── Supplied information ──

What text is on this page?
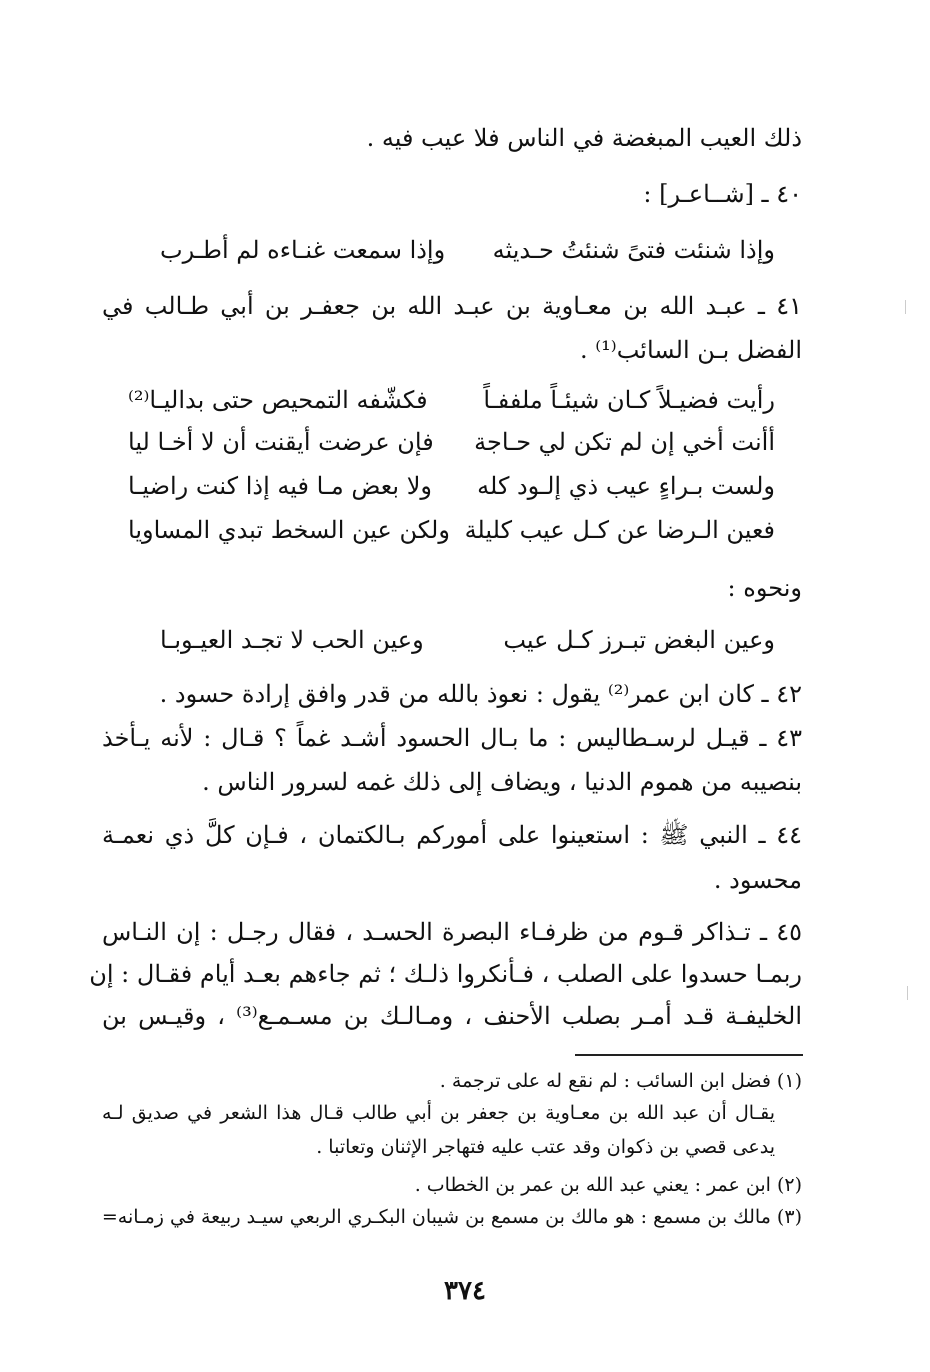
ذلك العيب المبغضة في الناس فلا عيب فيه .
٤٠ ـ [شــاعـر] :
وإذا شنئت فتىً شنئتُ حـديثه
وإذا سمعت غنـاءه لم أطـرب
٤١ ـ عبـد الله بن معـاوية بن عبـد الله بن جعفـر بن أبي طـالب في
الفضل بـن السائب⁽¹⁾ .
رأيت فضيـلاً كـان شيئـاً ملففـاً
فكشّفه التمحيص حتى بداليـا⁽²⁾
أأنت أخي إن لم تكن لي حـاجة
فإن عرضت أيقنت أن لا أخـا ليا
ولست بـراءٍ عيب ذي إلـود كله
ولا بعض مـا فيه إذا كنت راضيـا
فعين الـرضا عن كـل عيب كليلة
ولكن عين السخط تبدي المساويا
ونحوه :
وعين البغض تبـرز كـل عيب
وعين الحب لا تجـد العيـوبـا
٤٢ ـ كان ابن عمر⁽²⁾ يقول : نعوذ بالله من قدر وافق إرادة حسود .
٤٣ ـ قيـل لرسـطاليس : ما بـال الحسود أشـد غماً ؟ قـال : لأنه يـأخذ
بنصيبه من هموم الدنيا ، ويضاف إلى ذلك غمه لسرور الناس .
٤٤ ـ النبي ﷺ : استعينوا على أموركم بـالكتمان ، فـإن كلَّ ذي نعمـة
محسود .
٤٥ ـ تـذاكر قـوم من ظرفـاء البصرة الحسـد ، فقال رجـل : إن النـاس
ربمـا حسدوا على الصلب ، فـأنكروا ذلـك ؛ ثم جاءهم بعـد أيام فقـال : إن
الخليفـة قـد أمـر بصلب الأحنف ، ومـالـك بن مسـمـع⁽³⁾ ، وقيـس بن
(١) فضل ابن السائب : لم نقع له على ترجمة .
يقـال أن عبد الله بن معـاوية بن جعفر بن أبي طالب قـال هذا الشعر في صديق لـه
يدعى قصي بن ذكوان وقد عتب عليه فتهاجر الإثنان وتعاتبا .
(٢) ابن عمر : يعني عبد الله بن عمر بن الخطاب .
(٣) مالك بن مسمع : هو مالك بن مسمع بن شيبان البكـري الربعي سيـد ربيعة في زمـانه=
٣٧٤
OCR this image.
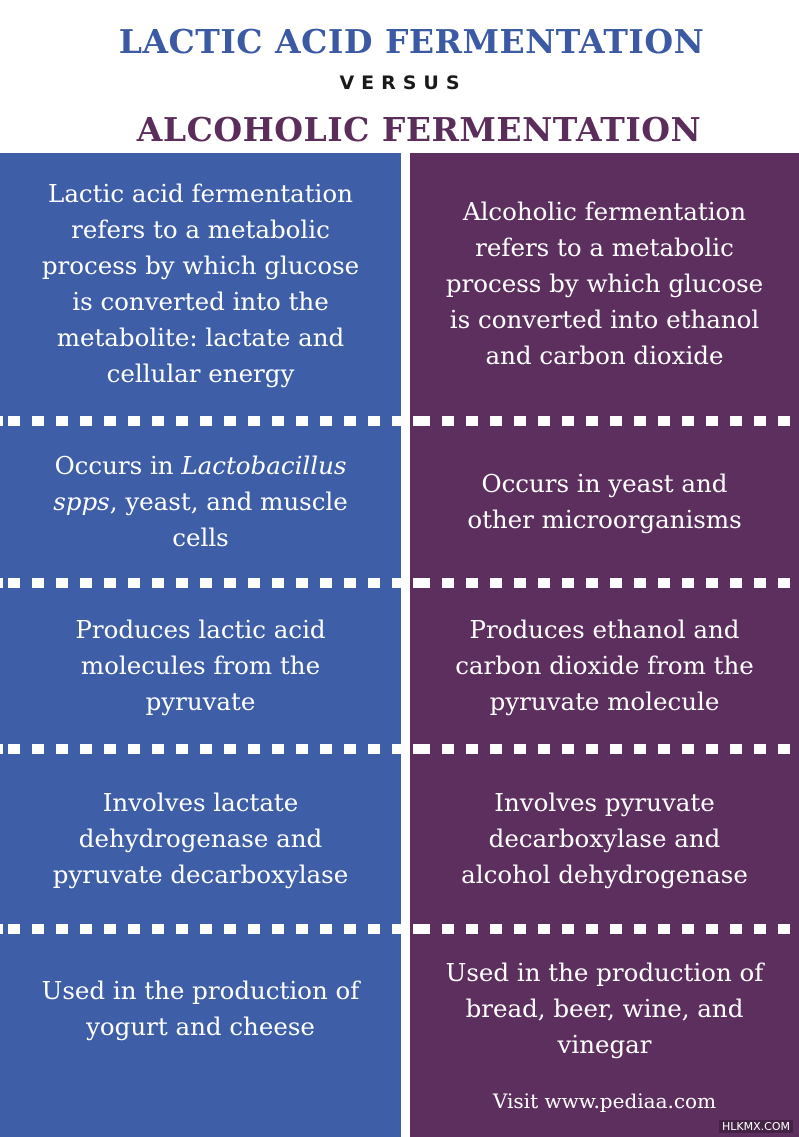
LACTIC ACID FERMENTATION
VERSUS
ALCOHOLIC FERMENTATION
Lactic acid fermentation
refers to a metabolic
process by which glucose
is converted into the
metabolite: lactate and
cellular energy
Occurs in Lactobacillus
spps, yeast, and muscle
cells
Produces lactic acid
molecules from the
pyruvate
Involves lactate
dehydrogenase and
pyruvate decarboxylase
Used in the production of
yogurt and cheese
Alcoholic fermentation
refers to a metabolic
process by which glucose
is converted into ethanol
and carbon dioxide
Occurs in yeast and
other microorganisms
Produces ethanol and
carbon dioxide from the
pyruvate molecule
Involves pyruvate
decarboxylase and
alcohol dehydrogenase
Used in the production of
bread, beer, wine, and
vinegar
Visit www.pediaa.com
HLKMX.COM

───

Exercise description: Leave out the pictures and copy everything else in the records word for word.

Answer for the task:
What text is on this page?
ذلك العيب المبغضة في الناس فلا عيب فيه .
٤٠ ـ [شــاعـر] :
وإذا شنئت فتىً شنئتُ حـديثه
وإذا سمعت غنـاءه لم أطـرب
٤١ ـ عبـد الله بن معـاوية بن عبـد الله بن جعفـر بن أبي طـالب في
الفضل بـن السائب⁽¹⁾ .
رأيت فضيـلاً كـان شيئـاً ملففـاً
فكشّفه التمحيص حتى بداليـا⁽²⁾
أأنت أخي إن لم تكن لي حـاجة
فإن عرضت أيقنت أن لا أخـا ليا
ولست بـراءٍ عيب ذي إلـود كله
ولا بعض مـا فيه إذا كنت راضيـا
فعين الـرضا عن كـل عيب كليلة
ولكن عين السخط تبدي المساويا
ونحوه :
وعين البغض تبـرز كـل عيب
وعين الحب لا تجـد العيـوبـا
٤٢ ـ كان ابن عمر⁽²⁾ يقول : نعوذ بالله من قدر وافق إرادة حسود .
٤٣ ـ قيـل لرسـطاليس : ما بـال الحسود أشـد غماً ؟ قـال : لأنه يـأخذ
بنصيبه من هموم الدنيا ، ويضاف إلى ذلك غمه لسرور الناس .
٤٤ ـ النبي ﷺ : استعينوا على أموركم بـالكتمان ، فـإن كلَّ ذي نعمـة
محسود .
٤٥ ـ تـذاكر قـوم من ظرفـاء البصرة الحسـد ، فقال رجـل : إن النـاس
ربمـا حسدوا على الصلب ، فـأنكروا ذلـك ؛ ثم جاءهم بعـد أيام فقـال : إن
الخليفـة قـد أمـر بصلب الأحنف ، ومـالـك بن مسـمـع⁽³⁾ ، وقيـس بن
(١) فضل ابن السائب : لم نقع له على ترجمة .
يقـال أن عبد الله بن معـاوية بن جعفر بن أبي طالب قـال هذا الشعر في صديق لـه
يدعى قصي بن ذكوان وقد عتب عليه فتهاجر الإثنان وتعاتبا .
(٢) ابن عمر : يعني عبد الله بن عمر بن الخطاب .
(٣) مالك بن مسمع : هو مالك بن مسمع بن شيبان البكـري الربعي سيـد ربيعة في زمـانه=
٣٧٤
OCR this image.
LACTIC ACID FERMENTATION
VERSUS
ALCOHOLIC FERMENTATION
Lactic acid fermentation
refers to a metabolic
process by which glucose
is converted into the
metabolite: lactate and
cellular energy
Occurs in Lactobacillus
spps, yeast, and muscle
cells
Produces lactic acid
molecules from the
pyruvate
Involves lactate
dehydrogenase and
pyruvate decarboxylase
Used in the production of
yogurt and cheese
Alcoholic fermentation
refers to a metabolic
process by which glucose
is converted into ethanol
and carbon dioxide
Occurs in yeast and
other microorganisms
Produces ethanol and
carbon dioxide from the
pyruvate molecule
Involves pyruvate
decarboxylase and
alcohol dehydrogenase
Used in the production of
bread, beer, wine, and
vinegar
Visit www.pediaa.com
HLKMX.COM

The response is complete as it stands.